======== Source records

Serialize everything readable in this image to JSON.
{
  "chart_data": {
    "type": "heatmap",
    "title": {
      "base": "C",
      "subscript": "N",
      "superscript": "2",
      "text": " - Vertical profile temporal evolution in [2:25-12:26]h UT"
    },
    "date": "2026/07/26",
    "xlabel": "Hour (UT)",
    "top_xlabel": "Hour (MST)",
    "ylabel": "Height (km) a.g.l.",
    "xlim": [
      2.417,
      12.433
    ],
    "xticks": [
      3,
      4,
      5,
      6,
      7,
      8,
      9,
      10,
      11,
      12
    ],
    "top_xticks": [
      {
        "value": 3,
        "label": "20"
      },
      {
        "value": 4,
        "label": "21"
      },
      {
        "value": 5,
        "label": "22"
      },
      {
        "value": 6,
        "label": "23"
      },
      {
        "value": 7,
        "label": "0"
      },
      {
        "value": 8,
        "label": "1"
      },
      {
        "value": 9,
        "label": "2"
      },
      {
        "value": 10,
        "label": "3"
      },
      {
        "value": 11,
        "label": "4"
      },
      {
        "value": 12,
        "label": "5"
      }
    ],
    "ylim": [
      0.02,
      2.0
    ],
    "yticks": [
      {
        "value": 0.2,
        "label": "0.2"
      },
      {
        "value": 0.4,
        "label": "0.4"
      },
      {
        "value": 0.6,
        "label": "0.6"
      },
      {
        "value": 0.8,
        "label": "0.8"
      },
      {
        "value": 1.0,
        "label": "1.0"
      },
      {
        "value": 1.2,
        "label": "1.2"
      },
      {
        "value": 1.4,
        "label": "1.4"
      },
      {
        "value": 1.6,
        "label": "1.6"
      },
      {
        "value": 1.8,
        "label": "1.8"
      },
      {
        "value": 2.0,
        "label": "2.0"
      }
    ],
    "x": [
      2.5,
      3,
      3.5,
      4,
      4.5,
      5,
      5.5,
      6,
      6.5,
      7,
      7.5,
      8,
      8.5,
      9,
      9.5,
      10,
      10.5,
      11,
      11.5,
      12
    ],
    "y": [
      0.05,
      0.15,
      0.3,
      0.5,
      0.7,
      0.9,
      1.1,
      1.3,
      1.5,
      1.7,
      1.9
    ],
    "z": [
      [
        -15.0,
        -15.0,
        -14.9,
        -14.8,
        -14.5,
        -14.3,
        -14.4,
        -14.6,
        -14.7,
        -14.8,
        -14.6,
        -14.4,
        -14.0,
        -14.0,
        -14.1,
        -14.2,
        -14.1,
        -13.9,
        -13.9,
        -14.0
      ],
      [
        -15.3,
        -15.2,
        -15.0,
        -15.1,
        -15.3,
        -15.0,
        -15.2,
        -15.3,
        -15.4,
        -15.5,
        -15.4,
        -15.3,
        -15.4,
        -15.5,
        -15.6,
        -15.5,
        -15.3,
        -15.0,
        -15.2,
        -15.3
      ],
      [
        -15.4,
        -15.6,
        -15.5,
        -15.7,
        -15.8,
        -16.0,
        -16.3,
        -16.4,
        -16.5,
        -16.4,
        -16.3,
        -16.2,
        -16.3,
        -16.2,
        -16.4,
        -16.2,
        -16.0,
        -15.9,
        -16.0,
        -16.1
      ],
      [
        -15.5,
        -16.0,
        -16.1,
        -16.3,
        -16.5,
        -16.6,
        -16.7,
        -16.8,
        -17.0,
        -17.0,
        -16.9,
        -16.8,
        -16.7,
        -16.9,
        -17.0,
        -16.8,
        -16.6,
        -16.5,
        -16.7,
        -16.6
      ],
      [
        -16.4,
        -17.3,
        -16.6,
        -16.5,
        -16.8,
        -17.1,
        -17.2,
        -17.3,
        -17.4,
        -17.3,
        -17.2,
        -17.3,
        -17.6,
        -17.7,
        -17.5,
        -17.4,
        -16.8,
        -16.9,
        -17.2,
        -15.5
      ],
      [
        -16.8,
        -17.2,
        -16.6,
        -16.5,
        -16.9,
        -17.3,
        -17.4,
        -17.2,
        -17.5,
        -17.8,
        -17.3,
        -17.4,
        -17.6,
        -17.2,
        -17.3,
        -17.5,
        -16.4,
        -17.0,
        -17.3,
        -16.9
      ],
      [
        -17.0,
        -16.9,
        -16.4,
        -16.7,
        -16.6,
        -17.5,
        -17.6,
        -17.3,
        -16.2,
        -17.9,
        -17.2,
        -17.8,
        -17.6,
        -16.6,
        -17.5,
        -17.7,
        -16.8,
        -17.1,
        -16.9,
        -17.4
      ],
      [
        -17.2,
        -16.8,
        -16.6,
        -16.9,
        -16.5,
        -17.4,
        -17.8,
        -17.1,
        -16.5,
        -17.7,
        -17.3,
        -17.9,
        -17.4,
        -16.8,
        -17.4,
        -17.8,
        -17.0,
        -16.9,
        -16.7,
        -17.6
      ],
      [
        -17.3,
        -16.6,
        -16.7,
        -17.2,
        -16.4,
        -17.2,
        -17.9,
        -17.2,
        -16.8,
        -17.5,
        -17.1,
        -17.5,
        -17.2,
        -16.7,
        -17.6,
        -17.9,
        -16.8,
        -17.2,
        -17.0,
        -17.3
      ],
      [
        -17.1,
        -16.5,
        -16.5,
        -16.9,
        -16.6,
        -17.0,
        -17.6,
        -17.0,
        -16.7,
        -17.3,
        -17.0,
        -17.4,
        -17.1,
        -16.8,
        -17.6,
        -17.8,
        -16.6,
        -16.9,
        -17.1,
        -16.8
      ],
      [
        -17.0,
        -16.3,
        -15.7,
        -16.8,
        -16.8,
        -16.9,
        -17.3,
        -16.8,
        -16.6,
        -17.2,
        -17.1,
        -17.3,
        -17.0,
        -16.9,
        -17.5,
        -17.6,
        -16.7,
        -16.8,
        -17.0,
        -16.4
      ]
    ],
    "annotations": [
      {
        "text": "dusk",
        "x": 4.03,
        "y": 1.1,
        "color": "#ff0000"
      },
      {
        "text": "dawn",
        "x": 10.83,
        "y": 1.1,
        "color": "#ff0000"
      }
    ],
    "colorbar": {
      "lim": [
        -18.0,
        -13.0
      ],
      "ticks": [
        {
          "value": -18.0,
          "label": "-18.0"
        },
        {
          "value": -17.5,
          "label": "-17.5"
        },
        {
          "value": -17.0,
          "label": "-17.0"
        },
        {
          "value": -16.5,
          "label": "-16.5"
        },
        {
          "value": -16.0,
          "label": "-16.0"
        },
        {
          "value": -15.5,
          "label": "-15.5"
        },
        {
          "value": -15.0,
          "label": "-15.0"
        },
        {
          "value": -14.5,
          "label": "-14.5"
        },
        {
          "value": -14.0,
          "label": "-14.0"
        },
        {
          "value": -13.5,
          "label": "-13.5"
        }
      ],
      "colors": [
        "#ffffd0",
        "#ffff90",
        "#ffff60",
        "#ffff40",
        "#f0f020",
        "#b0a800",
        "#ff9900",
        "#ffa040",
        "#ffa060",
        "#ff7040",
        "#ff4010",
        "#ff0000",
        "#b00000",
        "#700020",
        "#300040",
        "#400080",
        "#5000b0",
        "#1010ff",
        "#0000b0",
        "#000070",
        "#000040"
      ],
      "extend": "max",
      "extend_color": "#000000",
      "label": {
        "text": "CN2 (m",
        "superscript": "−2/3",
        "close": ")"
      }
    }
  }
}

================

> **Task description**
Repeat the entries exactly, all of them.

> **Exercise solution**
Serialize everything readable in this image to JSON.
{
  "chart_data": {
    "type": "heatmap",
    "title": {
      "base": "C",
      "subscript": "N",
      "superscript": "2",
      "text": " - Vertical profile temporal evolution in [2:25-12:26]h UT"
    },
    "date": "2026/07/26",
    "xlabel": "Hour (UT)",
    "top_xlabel": "Hour (MST)",
    "ylabel": "Height (km) a.g.l.",
    "xlim": [
      2.417,
      12.433
    ],
    "xticks": [
      3,
      4,
      5,
      6,
      7,
      8,
      9,
      10,
      11,
      12
    ],
    "top_xticks": [
      {
        "value": 3,
        "label": "20"
      },
      {
        "value": 4,
        "label": "21"
      },
      {
        "value": 5,
        "label": "22"
      },
      {
        "value": 6,
        "label": "23"
      },
      {
        "value": 7,
        "label": "0"
      },
      {
        "value": 8,
        "label": "1"
      },
      {
        "value": 9,
        "label": "2"
      },
      {
        "value": 10,
        "label": "3"
      },
      {
        "value": 11,
        "label": "4"
      },
      {
        "value": 12,
        "label": "5"
      }
    ],
    "ylim": [
      0.02,
      2.0
    ],
    "yticks": [
      {
        "value": 0.2,
        "label": "0.2"
      },
      {
        "value": 0.4,
        "label": "0.4"
      },
      {
        "value": 0.6,
        "label": "0.6"
      },
      {
        "value": 0.8,
        "label": "0.8"
      },
      {
        "value": 1.0,
        "label": "1.0"
      },
      {
        "value": 1.2,
        "label": "1.2"
      },
      {
        "value": 1.4,
        "label": "1.4"
      },
      {
        "value": 1.6,
        "label": "1.6"
      },
      {
        "value": 1.8,
        "label": "1.8"
      },
      {
        "value": 2.0,
        "label": "2.0"
      }
    ],
    "x": [
      2.5,
      3,
      3.5,
      4,
      4.5,
      5,
      5.5,
      6,
      6.5,
      7,
      7.5,
      8,
      8.5,
      9,
      9.5,
      10,
      10.5,
      11,
      11.5,
      12
    ],
    "y": [
      0.05,
      0.15,
      0.3,
      0.5,
      0.7,
      0.9,
      1.1,
      1.3,
      1.5,
      1.7,
      1.9
    ],
    "z": [
      [
        -15.0,
        -15.0,
        -14.9,
        -14.8,
        -14.5,
        -14.3,
        -14.4,
        -14.6,
        -14.7,
        -14.8,
        -14.6,
        -14.4,
        -14.0,
        -14.0,
        -14.1,
        -14.2,
        -14.1,
        -13.9,
        -13.9,
        -14.0
      ],
      [
        -15.3,
        -15.2,
        -15.0,
        -15.1,
        -15.3,
        -15.0,
        -15.2,
        -15.3,
        -15.4,
        -15.5,
        -15.4,
        -15.3,
        -15.4,
        -15.5,
        -15.6,
        -15.5,
        -15.3,
        -15.0,
        -15.2,
        -15.3
      ],
      [
        -15.4,
        -15.6,
        -15.5,
        -15.7,
        -15.8,
        -16.0,
        -16.3,
        -16.4,
        -16.5,
        -16.4,
        -16.3,
        -16.2,
        -16.3,
        -16.2,
        -16.4,
        -16.2,
        -16.0,
        -15.9,
        -16.0,
        -16.1
      ],
      [
        -15.5,
        -16.0,
        -16.1,
        -16.3,
        -16.5,
        -16.6,
        -16.7,
        -16.8,
        -17.0,
        -17.0,
        -16.9,
        -16.8,
        -16.7,
        -16.9,
        -17.0,
        -16.8,
        -16.6,
        -16.5,
        -16.7,
        -16.6
      ],
      [
        -16.4,
        -17.3,
        -16.6,
        -16.5,
        -16.8,
        -17.1,
        -17.2,
        -17.3,
        -17.4,
        -17.3,
        -17.2,
        -17.3,
        -17.6,
        -17.7,
        -17.5,
        -17.4,
        -16.8,
        -16.9,
        -17.2,
        -15.5
      ],
      [
        -16.8,
        -17.2,
        -16.6,
        -16.5,
        -16.9,
        -17.3,
        -17.4,
        -17.2,
        -17.5,
        -17.8,
        -17.3,
        -17.4,
        -17.6,
        -17.2,
        -17.3,
        -17.5,
        -16.4,
        -17.0,
        -17.3,
        -16.9
      ],
      [
        -17.0,
        -16.9,
        -16.4,
        -16.7,
        -16.6,
        -17.5,
        -17.6,
        -17.3,
        -16.2,
        -17.9,
        -17.2,
        -17.8,
        -17.6,
        -16.6,
        -17.5,
        -17.7,
        -16.8,
        -17.1,
        -16.9,
        -17.4
      ],
      [
        -17.2,
        -16.8,
        -16.6,
        -16.9,
        -16.5,
        -17.4,
        -17.8,
        -17.1,
        -16.5,
        -17.7,
        -17.3,
        -17.9,
        -17.4,
        -16.8,
        -17.4,
        -17.8,
        -17.0,
        -16.9,
        -16.7,
        -17.6
      ],
      [
        -17.3,
        -16.6,
        -16.7,
        -17.2,
        -16.4,
        -17.2,
        -17.9,
        -17.2,
        -16.8,
        -17.5,
        -17.1,
        -17.5,
        -17.2,
        -16.7,
        -17.6,
        -17.9,
        -16.8,
        -17.2,
        -17.0,
        -17.3
      ],
      [
        -17.1,
        -16.5,
        -16.5,
        -16.9,
        -16.6,
        -17.0,
        -17.6,
        -17.0,
        -16.7,
        -17.3,
        -17.0,
        -17.4,
        -17.1,
        -16.8,
        -17.6,
        -17.8,
        -16.6,
        -16.9,
        -17.1,
        -16.8
      ],
      [
        -17.0,
        -16.3,
        -15.7,
        -16.8,
        -16.8,
        -16.9,
        -17.3,
        -16.8,
        -16.6,
        -17.2,
        -17.1,
        -17.3,
        -17.0,
        -16.9,
        -17.5,
        -17.6,
        -16.7,
        -16.8,
        -17.0,
        -16.4
      ]
    ],
    "annotations": [
      {
        "text": "dusk",
        "x": 4.03,
        "y": 1.1,
        "color": "#ff0000"
      },
      {
        "text": "dawn",
        "x": 10.83,
        "y": 1.1,
        "color": "#ff0000"
      }
    ],
    "colorbar": {
      "lim": [
        -18.0,
        -13.0
      ],
      "ticks": [
        {
          "value": -18.0,
          "label": "-18.0"
        },
        {
          "value": -17.5,
          "label": "-17.5"
        },
        {
          "value": -17.0,
          "label": "-17.0"
        },
        {
          "value": -16.5,
          "label": "-16.5"
        },
        {
          "value": -16.0,
          "label": "-16.0"
        },
        {
          "value": -15.5,
          "label": "-15.5"
        },
        {
          "value": -15.0,
          "label": "-15.0"
        },
        {
          "value": -14.5,
          "label": "-14.5"
        },
        {
          "value": -14.0,
          "label": "-14.0"
        },
        {
          "value": -13.5,
          "label": "-13.5"
        }
      ],
      "colors": [
        "#ffffd0",
        "#ffff90",
        "#ffff60",
        "#ffff40",
        "#f0f020",
        "#b0a800",
        "#ff9900",
        "#ffa040",
        "#ffa060",
        "#ff7040",
        "#ff4010",
        "#ff0000",
        "#b00000",
        "#700020",
        "#300040",
        "#400080",
        "#5000b0",
        "#1010ff",
        "#0000b0",
        "#000070",
        "#000040"
      ],
      "extend": "max",
      "extend_color": "#000000",
      "label": {
        "text": "CN2 (m",
        "superscript": "−2/3",
        "close": ")"
      }
    }
  }
}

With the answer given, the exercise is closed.